SHORT EXERCISE
Write out the full listing again, exactly as it stands.

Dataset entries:
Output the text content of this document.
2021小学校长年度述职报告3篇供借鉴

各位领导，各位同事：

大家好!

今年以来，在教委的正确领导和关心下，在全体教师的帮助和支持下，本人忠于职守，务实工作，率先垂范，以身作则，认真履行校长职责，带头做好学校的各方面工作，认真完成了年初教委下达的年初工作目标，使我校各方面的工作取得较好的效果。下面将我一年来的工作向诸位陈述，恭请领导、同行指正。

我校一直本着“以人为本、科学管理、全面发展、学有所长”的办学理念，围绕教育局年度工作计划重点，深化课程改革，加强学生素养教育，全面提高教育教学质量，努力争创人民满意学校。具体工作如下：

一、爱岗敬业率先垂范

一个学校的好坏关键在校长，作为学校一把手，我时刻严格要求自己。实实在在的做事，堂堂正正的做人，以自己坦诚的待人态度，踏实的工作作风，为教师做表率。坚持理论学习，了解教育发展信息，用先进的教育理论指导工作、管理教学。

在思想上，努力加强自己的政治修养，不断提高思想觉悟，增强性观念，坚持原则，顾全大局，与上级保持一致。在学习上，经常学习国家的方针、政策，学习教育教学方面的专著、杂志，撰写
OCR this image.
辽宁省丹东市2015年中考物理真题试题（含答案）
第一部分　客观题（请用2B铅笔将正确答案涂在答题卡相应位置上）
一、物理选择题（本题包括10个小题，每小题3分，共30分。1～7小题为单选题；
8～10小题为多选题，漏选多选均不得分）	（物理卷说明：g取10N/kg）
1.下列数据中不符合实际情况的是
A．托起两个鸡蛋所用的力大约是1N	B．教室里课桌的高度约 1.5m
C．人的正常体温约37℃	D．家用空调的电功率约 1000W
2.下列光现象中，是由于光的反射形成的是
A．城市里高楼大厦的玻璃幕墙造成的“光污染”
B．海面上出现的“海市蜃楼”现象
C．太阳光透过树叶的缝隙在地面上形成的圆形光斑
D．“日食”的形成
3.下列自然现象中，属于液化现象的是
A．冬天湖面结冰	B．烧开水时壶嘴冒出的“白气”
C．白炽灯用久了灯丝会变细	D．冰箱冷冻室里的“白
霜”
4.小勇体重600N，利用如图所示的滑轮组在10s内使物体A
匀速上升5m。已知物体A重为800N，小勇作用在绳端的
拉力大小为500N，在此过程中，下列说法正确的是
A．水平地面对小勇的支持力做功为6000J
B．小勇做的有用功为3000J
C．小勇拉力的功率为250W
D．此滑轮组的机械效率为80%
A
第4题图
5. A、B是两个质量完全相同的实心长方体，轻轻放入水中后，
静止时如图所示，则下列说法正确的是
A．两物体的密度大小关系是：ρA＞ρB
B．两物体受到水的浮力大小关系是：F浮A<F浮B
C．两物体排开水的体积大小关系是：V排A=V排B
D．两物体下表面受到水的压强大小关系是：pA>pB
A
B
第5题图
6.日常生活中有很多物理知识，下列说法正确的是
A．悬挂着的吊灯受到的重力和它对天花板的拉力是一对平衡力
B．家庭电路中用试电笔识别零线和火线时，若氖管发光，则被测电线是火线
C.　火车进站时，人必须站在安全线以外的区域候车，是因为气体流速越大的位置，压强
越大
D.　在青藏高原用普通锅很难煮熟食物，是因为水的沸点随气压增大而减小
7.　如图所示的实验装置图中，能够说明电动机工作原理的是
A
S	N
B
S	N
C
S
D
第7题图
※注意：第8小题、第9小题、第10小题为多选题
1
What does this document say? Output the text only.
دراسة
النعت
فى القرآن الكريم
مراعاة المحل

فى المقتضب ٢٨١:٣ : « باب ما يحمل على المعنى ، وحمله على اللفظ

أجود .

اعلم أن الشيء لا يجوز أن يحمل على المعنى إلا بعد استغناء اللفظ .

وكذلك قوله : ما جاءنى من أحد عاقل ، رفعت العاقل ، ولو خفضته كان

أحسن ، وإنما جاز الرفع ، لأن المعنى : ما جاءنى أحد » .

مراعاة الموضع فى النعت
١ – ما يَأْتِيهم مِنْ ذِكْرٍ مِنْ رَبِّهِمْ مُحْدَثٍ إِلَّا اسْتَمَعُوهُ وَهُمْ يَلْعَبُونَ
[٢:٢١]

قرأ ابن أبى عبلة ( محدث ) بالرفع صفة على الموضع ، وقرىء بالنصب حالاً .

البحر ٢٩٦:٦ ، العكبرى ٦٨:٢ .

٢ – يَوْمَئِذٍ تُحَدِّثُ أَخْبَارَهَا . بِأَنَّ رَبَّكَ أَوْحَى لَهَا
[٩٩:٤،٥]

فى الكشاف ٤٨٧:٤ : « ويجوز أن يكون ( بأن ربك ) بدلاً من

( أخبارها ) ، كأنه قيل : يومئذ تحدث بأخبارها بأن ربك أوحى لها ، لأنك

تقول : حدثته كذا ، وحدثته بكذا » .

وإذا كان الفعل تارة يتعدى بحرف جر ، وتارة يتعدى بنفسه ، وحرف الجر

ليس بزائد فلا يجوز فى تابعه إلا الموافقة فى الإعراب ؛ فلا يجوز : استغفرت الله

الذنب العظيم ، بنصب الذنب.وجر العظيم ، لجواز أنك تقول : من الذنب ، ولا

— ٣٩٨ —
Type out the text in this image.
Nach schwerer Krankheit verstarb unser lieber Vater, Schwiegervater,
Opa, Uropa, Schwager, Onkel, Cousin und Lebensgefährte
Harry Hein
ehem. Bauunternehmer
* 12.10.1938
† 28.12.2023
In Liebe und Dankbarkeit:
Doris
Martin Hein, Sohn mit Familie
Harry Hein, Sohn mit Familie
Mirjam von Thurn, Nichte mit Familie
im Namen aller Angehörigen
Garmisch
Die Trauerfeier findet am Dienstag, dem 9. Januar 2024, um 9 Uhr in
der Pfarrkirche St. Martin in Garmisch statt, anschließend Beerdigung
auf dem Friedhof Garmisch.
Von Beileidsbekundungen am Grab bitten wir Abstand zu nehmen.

REPLY
Output the text content of this document.
2021小学校长年度述职报告3篇供借鉴

各位领导，各位同事：

大家好!

今年以来，在教委的正确领导和关心下，在全体教师的帮助和支持下，本人忠于职守，务实工作，率先垂范，以身作则，认真履行校长职责，带头做好学校的各方面工作，认真完成了年初教委下达的年初工作目标，使我校各方面的工作取得较好的效果。下面将我一年来的工作向诸位陈述，恭请领导、同行指正。

我校一直本着“以人为本、科学管理、全面发展、学有所长”的办学理念，围绕教育局年度工作计划重点，深化课程改革，加强学生素养教育，全面提高教育教学质量，努力争创人民满意学校。具体工作如下：

一、爱岗敬业率先垂范

一个学校的好坏关键在校长，作为学校一把手，我时刻严格要求自己。实实在在的做事，堂堂正正的做人，以自己坦诚的待人态度，踏实的工作作风，为教师做表率。坚持理论学习，了解教育发展信息，用先进的教育理论指导工作、管理教学。

在思想上，努力加强自己的政治修养，不断提高思想觉悟，增强性观念，坚持原则，顾全大局，与上级保持一致。在学习上，经常学习国家的方针、政策，学习教育教学方面的专著、杂志，撰写
OCR this image.
辽宁省丹东市2015年中考物理真题试题（含答案）
第一部分　客观题（请用2B铅笔将正确答案涂在答题卡相应位置上）
一、物理选择题（本题包括10个小题，每小题3分，共30分。1～7小题为单选题；
8～10小题为多选题，漏选多选均不得分）	（物理卷说明：g取10N/kg）
1.下列数据中不符合实际情况的是
A．托起两个鸡蛋所用的力大约是1N	B．教室里课桌的高度约 1.5m
C．人的正常体温约37℃	D．家用空调的电功率约 1000W
2.下列光现象中，是由于光的反射形成的是
A．城市里高楼大厦的玻璃幕墙造成的“光污染”
B．海面上出现的“海市蜃楼”现象
C．太阳光透过树叶的缝隙在地面上形成的圆形光斑
D．“日食”的形成
3.下列自然现象中，属于液化现象的是
A．冬天湖面结冰	B．烧开水时壶嘴冒出的“白气”
C．白炽灯用久了灯丝会变细	D．冰箱冷冻室里的“白
霜”
4.小勇体重600N，利用如图所示的滑轮组在10s内使物体A
匀速上升5m。已知物体A重为800N，小勇作用在绳端的
拉力大小为500N，在此过程中，下列说法正确的是
A．水平地面对小勇的支持力做功为6000J
B．小勇做的有用功为3000J
C．小勇拉力的功率为250W
D．此滑轮组的机械效率为80%
A
第4题图
5. A、B是两个质量完全相同的实心长方体，轻轻放入水中后，
静止时如图所示，则下列说法正确的是
A．两物体的密度大小关系是：ρA＞ρB
B．两物体受到水的浮力大小关系是：F浮A<F浮B
C．两物体排开水的体积大小关系是：V排A=V排B
D．两物体下表面受到水的压强大小关系是：pA>pB
A
B
第5题图
6.日常生活中有很多物理知识，下列说法正确的是
A．悬挂着的吊灯受到的重力和它对天花板的拉力是一对平衡力
B．家庭电路中用试电笔识别零线和火线时，若氖管发光，则被测电线是火线
C.　火车进站时，人必须站在安全线以外的区域候车，是因为气体流速越大的位置，压强
越大
D.　在青藏高原用普通锅很难煮熟食物，是因为水的沸点随气压增大而减小
7.　如图所示的实验装置图中，能够说明电动机工作原理的是
A
S	N
B
S	N
C
S
D
第7题图
※注意：第8小题、第9小题、第10小题为多选题
1
What does this document say? Output the text only.
دراسة
النعت
فى القرآن الكريم
مراعاة المحل

فى المقتضب ٢٨١:٣ : « باب ما يحمل على المعنى ، وحمله على اللفظ

أجود .

اعلم أن الشيء لا يجوز أن يحمل على المعنى إلا بعد استغناء اللفظ .

وكذلك قوله : ما جاءنى من أحد عاقل ، رفعت العاقل ، ولو خفضته كان

أحسن ، وإنما جاز الرفع ، لأن المعنى : ما جاءنى أحد » .

مراعاة الموضع فى النعت
١ – ما يَأْتِيهم مِنْ ذِكْرٍ مِنْ رَبِّهِمْ مُحْدَثٍ إِلَّا اسْتَمَعُوهُ وَهُمْ يَلْعَبُونَ
[٢:٢١]

قرأ ابن أبى عبلة ( محدث ) بالرفع صفة على الموضع ، وقرىء بالنصب حالاً .

البحر ٢٩٦:٦ ، العكبرى ٦٨:٢ .

٢ – يَوْمَئِذٍ تُحَدِّثُ أَخْبَارَهَا . بِأَنَّ رَبَّكَ أَوْحَى لَهَا
[٩٩:٤،٥]

فى الكشاف ٤٨٧:٤ : « ويجوز أن يكون ( بأن ربك ) بدلاً من

( أخبارها ) ، كأنه قيل : يومئذ تحدث بأخبارها بأن ربك أوحى لها ، لأنك

تقول : حدثته كذا ، وحدثته بكذا » .

وإذا كان الفعل تارة يتعدى بحرف جر ، وتارة يتعدى بنفسه ، وحرف الجر

ليس بزائد فلا يجوز فى تابعه إلا الموافقة فى الإعراب ؛ فلا يجوز : استغفرت الله

الذنب العظيم ، بنصب الذنب.وجر العظيم ، لجواز أنك تقول : من الذنب ، ولا

— ٣٩٨ —
Type out the text in this image.
Nach schwerer Krankheit verstarb unser lieber Vater, Schwiegervater,
Opa, Uropa, Schwager, Onkel, Cousin und Lebensgefährte
Harry Hein
ehem. Bauunternehmer
* 12.10.1938
† 28.12.2023
In Liebe und Dankbarkeit:
Doris
Martin Hein, Sohn mit Familie
Harry Hein, Sohn mit Familie
Mirjam von Thurn, Nichte mit Familie
im Namen aller Angehörigen
Garmisch
Die Trauerfeier findet am Dienstag, dem 9. Januar 2024, um 9 Uhr in
der Pfarrkirche St. Martin in Garmisch statt, anschließend Beerdigung
auf dem Friedhof Garmisch.
Von Beileidsbekundungen am Grab bitten wir Abstand zu nehmen.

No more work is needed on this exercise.